Your objective:
Extract every line below, verbatim.

◆ ◆ ◆ ◆ ◆

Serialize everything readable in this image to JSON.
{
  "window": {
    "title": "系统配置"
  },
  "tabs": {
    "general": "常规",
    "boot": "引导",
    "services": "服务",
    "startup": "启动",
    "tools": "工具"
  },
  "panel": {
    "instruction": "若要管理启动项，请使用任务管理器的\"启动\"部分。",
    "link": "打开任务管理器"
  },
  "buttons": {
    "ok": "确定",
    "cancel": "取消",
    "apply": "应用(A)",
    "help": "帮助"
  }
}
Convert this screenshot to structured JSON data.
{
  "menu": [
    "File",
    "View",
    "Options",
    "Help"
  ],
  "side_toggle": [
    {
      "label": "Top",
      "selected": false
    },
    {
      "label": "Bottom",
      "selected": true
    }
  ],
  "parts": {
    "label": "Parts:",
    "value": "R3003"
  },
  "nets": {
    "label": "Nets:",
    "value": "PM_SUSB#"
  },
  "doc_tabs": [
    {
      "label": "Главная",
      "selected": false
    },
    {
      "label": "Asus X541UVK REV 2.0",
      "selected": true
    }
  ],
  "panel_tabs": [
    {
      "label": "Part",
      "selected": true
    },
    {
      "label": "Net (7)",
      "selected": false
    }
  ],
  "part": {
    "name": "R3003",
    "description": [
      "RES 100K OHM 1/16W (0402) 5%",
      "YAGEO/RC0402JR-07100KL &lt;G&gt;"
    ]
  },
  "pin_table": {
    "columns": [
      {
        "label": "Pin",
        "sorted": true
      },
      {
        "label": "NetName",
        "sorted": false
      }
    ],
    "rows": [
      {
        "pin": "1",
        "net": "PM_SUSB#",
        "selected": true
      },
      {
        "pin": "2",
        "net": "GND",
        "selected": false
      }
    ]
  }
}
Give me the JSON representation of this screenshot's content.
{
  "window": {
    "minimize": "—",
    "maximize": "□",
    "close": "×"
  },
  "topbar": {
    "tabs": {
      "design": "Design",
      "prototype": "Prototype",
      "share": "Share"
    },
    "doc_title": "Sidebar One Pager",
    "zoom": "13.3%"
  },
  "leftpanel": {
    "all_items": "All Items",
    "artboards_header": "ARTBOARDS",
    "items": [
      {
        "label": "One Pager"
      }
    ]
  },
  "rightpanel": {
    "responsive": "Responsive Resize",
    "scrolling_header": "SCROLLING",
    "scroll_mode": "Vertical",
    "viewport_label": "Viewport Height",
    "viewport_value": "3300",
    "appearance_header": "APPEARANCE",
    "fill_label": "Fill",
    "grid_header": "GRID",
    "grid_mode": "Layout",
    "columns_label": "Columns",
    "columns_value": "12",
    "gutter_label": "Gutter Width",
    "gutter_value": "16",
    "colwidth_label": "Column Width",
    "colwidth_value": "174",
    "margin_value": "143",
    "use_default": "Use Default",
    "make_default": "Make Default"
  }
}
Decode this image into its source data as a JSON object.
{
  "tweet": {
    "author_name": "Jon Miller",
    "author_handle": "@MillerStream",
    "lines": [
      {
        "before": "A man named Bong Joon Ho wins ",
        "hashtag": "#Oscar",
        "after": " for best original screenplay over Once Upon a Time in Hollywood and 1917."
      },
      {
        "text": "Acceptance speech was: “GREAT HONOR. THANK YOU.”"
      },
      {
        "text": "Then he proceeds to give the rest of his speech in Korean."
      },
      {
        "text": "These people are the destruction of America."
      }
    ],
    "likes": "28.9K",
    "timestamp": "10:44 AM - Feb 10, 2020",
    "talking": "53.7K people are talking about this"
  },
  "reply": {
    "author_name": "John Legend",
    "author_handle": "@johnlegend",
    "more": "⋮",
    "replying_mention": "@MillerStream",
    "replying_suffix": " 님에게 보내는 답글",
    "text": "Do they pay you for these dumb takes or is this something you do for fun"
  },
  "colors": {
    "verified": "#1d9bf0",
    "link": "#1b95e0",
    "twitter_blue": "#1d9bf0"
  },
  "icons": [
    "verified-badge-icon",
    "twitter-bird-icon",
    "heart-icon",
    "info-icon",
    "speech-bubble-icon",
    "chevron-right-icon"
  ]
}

◆ ◆ ◆ ◆ ◆

Expected answer:
Serialize everything readable in this image to JSON.
{
  "window": {
    "title": "系统配置"
  },
  "tabs": {
    "general": "常规",
    "boot": "引导",
    "services": "服务",
    "startup": "启动",
    "tools": "工具"
  },
  "panel": {
    "instruction": "若要管理启动项，请使用任务管理器的\"启动\"部分。",
    "link": "打开任务管理器"
  },
  "buttons": {
    "ok": "确定",
    "cancel": "取消",
    "apply": "应用(A)",
    "help": "帮助"
  }
}
Convert this screenshot to structured JSON data.
{
  "menu": [
    "File",
    "View",
    "Options",
    "Help"
  ],
  "side_toggle": [
    {
      "label": "Top",
      "selected": false
    },
    {
      "label": "Bottom",
      "selected": true
    }
  ],
  "parts": {
    "label": "Parts:",
    "value": "R3003"
  },
  "nets": {
    "label": "Nets:",
    "value": "PM_SUSB#"
  },
  "doc_tabs": [
    {
      "label": "Главная",
      "selected": false
    },
    {
      "label": "Asus X541UVK REV 2.0",
      "selected": true
    }
  ],
  "panel_tabs": [
    {
      "label": "Part",
      "selected": true
    },
    {
      "label": "Net (7)",
      "selected": false
    }
  ],
  "part": {
    "name": "R3003",
    "description": [
      "RES 100K OHM 1/16W (0402) 5%",
      "YAGEO/RC0402JR-07100KL &lt;G&gt;"
    ]
  },
  "pin_table": {
    "columns": [
      {
        "label": "Pin",
        "sorted": true
      },
      {
        "label": "NetName",
        "sorted": false
      }
    ],
    "rows": [
      {
        "pin": "1",
        "net": "PM_SUSB#",
        "selected": true
      },
      {
        "pin": "2",
        "net": "GND",
        "selected": false
      }
    ]
  }
}
Give me the JSON representation of this screenshot's content.
{
  "window": {
    "minimize": "—",
    "maximize": "□",
    "close": "×"
  },
  "topbar": {
    "tabs": {
      "design": "Design",
      "prototype": "Prototype",
      "share": "Share"
    },
    "doc_title": "Sidebar One Pager",
    "zoom": "13.3%"
  },
  "leftpanel": {
    "all_items": "All Items",
    "artboards_header": "ARTBOARDS",
    "items": [
      {
        "label": "One Pager"
      }
    ]
  },
  "rightpanel": {
    "responsive": "Responsive Resize",
    "scrolling_header": "SCROLLING",
    "scroll_mode": "Vertical",
    "viewport_label": "Viewport Height",
    "viewport_value": "3300",
    "appearance_header": "APPEARANCE",
    "fill_label": "Fill",
    "grid_header": "GRID",
    "grid_mode": "Layout",
    "columns_label": "Columns",
    "columns_value": "12",
    "gutter_label": "Gutter Width",
    "gutter_value": "16",
    "colwidth_label": "Column Width",
    "colwidth_value": "174",
    "margin_value": "143",
    "use_default": "Use Default",
    "make_default": "Make Default"
  }
}
Decode this image into its source data as a JSON object.
{
  "tweet": {
    "author_name": "Jon Miller",
    "author_handle": "@MillerStream",
    "lines": [
      {
        "before": "A man named Bong Joon Ho wins ",
        "hashtag": "#Oscar",
        "after": " for best original screenplay over Once Upon a Time in Hollywood and 1917."
      },
      {
        "text": "Acceptance speech was: “GREAT HONOR. THANK YOU.”"
      },
      {
        "text": "Then he proceeds to give the rest of his speech in Korean."
      },
      {
        "text": "These people are the destruction of America."
      }
    ],
    "likes": "28.9K",
    "timestamp": "10:44 AM - Feb 10, 2020",
    "talking": "53.7K people are talking about this"
  },
  "reply": {
    "author_name": "John Legend",
    "author_handle": "@johnlegend",
    "more": "⋮",
    "replying_mention": "@MillerStream",
    "replying_suffix": " 님에게 보내는 답글",
    "text": "Do they pay you for these dumb takes or is this something you do for fun"
  },
  "colors": {
    "verified": "#1d9bf0",
    "link": "#1b95e0",
    "twitter_blue": "#1d9bf0"
  },
  "icons": [
    "verified-badge-icon",
    "twitter-bird-icon",
    "heart-icon",
    "info-icon",
    "speech-bubble-icon",
    "chevron-right-icon"
  ]
}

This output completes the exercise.